*GIVEN DATA*
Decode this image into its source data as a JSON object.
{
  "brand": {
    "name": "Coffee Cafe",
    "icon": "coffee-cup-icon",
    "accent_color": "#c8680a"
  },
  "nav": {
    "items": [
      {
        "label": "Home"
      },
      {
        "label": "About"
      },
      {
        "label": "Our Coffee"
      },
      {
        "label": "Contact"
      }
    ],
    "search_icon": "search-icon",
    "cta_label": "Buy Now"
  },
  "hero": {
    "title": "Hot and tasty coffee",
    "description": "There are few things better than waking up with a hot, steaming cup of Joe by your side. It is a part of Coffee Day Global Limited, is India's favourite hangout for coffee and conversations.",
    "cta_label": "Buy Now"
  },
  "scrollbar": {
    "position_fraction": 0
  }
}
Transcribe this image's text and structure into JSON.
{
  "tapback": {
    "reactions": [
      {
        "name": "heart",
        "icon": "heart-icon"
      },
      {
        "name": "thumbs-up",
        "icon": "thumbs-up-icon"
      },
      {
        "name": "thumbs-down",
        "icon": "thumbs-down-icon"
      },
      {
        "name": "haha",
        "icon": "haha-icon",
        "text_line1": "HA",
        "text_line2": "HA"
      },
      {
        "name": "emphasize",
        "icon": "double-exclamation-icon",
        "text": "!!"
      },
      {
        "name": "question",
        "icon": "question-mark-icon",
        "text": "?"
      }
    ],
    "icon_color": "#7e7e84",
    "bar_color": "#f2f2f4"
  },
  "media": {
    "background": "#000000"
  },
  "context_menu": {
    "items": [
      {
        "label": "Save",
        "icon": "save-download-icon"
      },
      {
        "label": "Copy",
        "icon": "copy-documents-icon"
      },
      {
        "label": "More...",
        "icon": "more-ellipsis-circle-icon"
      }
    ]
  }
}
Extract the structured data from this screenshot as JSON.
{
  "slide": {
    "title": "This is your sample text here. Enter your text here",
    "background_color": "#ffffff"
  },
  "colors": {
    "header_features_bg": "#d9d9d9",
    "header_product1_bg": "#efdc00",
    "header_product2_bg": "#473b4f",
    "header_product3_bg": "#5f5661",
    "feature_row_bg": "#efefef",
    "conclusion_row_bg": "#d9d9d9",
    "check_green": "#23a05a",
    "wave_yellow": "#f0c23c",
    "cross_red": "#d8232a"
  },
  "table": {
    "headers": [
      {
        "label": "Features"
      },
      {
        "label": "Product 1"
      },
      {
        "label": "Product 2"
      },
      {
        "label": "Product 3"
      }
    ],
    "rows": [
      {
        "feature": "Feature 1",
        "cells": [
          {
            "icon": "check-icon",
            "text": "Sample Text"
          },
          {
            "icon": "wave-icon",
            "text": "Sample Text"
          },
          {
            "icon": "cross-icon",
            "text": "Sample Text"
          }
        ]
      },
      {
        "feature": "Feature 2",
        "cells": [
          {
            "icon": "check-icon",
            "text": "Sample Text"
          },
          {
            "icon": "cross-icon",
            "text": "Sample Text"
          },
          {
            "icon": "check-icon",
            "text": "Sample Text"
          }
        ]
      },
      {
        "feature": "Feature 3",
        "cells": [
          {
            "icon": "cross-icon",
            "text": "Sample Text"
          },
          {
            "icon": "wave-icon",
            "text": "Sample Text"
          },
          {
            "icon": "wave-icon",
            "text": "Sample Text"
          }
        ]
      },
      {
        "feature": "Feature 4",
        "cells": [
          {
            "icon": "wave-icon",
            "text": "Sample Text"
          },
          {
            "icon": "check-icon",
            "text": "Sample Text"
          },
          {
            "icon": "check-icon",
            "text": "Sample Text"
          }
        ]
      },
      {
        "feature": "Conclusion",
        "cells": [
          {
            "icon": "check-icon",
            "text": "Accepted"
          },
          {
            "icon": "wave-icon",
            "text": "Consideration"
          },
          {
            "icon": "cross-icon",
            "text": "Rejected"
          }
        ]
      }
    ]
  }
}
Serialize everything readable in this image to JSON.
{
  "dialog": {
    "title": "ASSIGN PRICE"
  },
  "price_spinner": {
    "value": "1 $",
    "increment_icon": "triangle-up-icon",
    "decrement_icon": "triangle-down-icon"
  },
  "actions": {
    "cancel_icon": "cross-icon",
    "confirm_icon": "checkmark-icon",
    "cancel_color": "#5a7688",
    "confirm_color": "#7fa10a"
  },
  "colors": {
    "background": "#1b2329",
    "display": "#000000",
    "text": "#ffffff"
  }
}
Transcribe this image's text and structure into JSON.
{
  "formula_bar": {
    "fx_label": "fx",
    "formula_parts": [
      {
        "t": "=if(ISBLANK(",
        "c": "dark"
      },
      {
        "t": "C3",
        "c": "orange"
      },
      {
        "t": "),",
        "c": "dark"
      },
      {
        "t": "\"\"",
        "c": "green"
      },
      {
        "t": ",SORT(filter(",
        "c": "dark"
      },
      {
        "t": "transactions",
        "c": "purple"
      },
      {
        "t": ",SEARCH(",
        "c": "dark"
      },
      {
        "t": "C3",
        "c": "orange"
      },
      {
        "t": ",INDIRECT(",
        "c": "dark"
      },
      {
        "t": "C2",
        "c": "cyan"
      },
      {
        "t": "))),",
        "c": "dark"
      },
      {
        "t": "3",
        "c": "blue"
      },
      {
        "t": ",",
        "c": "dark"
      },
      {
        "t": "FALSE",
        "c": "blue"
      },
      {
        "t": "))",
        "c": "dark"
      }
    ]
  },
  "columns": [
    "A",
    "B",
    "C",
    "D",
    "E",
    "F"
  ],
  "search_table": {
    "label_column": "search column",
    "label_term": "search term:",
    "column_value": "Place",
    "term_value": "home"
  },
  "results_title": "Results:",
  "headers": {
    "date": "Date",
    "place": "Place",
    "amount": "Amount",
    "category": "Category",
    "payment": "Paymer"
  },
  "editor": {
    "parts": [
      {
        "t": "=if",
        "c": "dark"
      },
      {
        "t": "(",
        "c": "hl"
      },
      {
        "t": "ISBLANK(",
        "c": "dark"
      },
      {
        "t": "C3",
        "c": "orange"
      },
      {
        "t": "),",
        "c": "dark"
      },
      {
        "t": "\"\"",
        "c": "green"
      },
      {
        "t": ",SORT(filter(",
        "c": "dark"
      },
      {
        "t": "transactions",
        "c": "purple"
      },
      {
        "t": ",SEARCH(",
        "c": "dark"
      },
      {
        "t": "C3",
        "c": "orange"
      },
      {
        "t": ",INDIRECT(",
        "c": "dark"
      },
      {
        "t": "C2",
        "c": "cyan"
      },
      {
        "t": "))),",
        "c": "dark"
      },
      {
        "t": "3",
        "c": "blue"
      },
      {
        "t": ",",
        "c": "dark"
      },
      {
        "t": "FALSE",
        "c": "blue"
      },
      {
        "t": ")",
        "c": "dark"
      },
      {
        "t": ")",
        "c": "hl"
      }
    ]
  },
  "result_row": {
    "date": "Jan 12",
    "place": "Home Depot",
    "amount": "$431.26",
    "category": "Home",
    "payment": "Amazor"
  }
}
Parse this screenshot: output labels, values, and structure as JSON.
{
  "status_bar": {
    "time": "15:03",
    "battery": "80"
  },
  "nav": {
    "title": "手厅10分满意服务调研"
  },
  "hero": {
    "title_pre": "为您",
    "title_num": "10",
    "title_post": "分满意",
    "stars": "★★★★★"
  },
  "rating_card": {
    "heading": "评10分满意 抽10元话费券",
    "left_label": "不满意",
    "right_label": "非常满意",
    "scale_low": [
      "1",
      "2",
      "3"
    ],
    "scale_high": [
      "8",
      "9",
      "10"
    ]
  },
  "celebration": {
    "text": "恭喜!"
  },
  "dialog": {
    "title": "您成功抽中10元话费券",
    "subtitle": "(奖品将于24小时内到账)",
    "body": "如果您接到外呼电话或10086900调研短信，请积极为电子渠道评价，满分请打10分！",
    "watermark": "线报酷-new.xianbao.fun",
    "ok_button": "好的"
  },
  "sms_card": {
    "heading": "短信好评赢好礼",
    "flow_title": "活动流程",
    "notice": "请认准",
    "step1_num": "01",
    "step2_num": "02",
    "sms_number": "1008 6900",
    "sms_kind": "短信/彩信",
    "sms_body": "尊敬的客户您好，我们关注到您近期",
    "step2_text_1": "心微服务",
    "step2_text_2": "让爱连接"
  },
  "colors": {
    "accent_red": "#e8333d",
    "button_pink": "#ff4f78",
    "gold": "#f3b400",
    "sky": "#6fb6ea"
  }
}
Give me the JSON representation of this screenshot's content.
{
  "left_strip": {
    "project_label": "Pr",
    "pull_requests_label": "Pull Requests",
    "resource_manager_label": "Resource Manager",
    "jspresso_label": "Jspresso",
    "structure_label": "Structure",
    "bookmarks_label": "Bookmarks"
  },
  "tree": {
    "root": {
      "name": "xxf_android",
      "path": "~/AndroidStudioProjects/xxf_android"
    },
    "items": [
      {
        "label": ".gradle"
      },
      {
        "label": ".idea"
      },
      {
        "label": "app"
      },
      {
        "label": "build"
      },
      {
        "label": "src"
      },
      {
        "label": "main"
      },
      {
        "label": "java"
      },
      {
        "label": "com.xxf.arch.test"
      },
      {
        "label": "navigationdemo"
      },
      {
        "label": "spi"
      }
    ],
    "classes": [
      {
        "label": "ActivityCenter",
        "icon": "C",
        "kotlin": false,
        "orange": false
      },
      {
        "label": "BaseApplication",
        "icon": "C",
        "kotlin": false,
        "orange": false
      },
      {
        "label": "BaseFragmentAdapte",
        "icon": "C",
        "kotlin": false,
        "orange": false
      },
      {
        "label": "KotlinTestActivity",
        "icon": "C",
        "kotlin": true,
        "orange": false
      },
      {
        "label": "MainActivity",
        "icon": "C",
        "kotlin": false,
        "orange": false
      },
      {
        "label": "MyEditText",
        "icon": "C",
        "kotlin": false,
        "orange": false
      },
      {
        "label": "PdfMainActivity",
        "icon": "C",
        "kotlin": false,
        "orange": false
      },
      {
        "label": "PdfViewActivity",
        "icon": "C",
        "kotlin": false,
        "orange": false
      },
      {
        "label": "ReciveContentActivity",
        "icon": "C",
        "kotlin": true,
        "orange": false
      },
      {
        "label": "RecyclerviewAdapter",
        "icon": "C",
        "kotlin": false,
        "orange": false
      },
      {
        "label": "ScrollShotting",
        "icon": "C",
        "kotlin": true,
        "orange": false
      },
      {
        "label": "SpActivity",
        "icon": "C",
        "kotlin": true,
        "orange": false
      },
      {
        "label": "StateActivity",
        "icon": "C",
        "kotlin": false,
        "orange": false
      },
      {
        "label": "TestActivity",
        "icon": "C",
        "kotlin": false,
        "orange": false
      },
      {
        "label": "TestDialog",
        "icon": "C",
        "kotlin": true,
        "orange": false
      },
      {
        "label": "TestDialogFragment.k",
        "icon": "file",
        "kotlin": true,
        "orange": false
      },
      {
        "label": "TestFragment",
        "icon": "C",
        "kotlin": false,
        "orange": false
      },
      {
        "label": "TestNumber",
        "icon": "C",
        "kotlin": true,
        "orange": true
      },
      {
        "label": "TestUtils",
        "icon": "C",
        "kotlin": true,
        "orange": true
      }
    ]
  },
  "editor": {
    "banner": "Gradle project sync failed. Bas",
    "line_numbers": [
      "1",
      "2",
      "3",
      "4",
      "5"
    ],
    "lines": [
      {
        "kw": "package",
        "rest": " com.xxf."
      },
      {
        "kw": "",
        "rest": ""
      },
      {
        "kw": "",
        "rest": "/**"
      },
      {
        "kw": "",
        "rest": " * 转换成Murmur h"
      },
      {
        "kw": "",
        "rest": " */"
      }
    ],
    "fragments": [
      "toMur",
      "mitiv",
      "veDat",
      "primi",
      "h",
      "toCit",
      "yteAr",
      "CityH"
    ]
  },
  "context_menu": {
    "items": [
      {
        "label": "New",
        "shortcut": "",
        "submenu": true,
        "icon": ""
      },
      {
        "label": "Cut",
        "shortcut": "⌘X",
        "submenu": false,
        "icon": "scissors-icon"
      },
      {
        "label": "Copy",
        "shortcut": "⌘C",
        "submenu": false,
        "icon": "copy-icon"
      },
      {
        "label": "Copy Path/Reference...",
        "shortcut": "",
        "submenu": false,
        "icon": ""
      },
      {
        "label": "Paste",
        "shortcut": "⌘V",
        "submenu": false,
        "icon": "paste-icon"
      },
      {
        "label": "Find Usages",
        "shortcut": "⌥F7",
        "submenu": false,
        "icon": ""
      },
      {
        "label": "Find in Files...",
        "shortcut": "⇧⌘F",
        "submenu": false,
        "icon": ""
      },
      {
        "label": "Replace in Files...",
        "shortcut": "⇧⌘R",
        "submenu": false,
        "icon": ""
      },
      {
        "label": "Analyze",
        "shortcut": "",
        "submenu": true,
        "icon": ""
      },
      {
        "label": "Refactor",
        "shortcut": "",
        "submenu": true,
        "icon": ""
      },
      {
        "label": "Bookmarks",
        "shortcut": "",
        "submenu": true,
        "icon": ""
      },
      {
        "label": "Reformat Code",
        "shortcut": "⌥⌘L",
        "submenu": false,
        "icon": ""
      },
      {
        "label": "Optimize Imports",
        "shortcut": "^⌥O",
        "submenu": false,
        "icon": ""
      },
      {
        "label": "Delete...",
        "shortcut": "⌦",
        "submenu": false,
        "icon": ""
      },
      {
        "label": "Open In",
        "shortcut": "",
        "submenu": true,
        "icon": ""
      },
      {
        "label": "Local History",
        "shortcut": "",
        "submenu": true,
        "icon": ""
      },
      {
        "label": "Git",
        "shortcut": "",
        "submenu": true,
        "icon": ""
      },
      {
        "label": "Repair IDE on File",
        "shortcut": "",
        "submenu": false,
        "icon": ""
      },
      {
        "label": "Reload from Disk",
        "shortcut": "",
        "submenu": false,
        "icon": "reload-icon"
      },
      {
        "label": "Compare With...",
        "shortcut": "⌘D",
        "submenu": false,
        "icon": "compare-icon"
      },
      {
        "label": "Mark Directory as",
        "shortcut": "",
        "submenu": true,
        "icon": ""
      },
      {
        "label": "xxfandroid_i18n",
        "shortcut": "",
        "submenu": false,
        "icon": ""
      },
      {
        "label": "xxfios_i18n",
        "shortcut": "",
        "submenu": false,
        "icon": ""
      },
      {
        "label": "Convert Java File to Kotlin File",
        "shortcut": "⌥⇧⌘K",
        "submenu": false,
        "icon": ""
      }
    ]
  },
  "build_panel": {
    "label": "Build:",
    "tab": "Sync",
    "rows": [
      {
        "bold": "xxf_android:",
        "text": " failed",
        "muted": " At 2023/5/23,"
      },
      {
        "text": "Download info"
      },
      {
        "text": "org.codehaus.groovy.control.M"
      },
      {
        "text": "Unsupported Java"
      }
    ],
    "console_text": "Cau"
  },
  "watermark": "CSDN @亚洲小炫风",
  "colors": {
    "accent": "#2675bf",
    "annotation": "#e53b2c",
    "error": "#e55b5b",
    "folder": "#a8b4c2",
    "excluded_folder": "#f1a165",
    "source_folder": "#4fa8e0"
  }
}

*PROBLEM DETAILS*
From the listing, tally every line with the word "Files" in it and give only the tally.

*EXERCISE OUTPUT*
2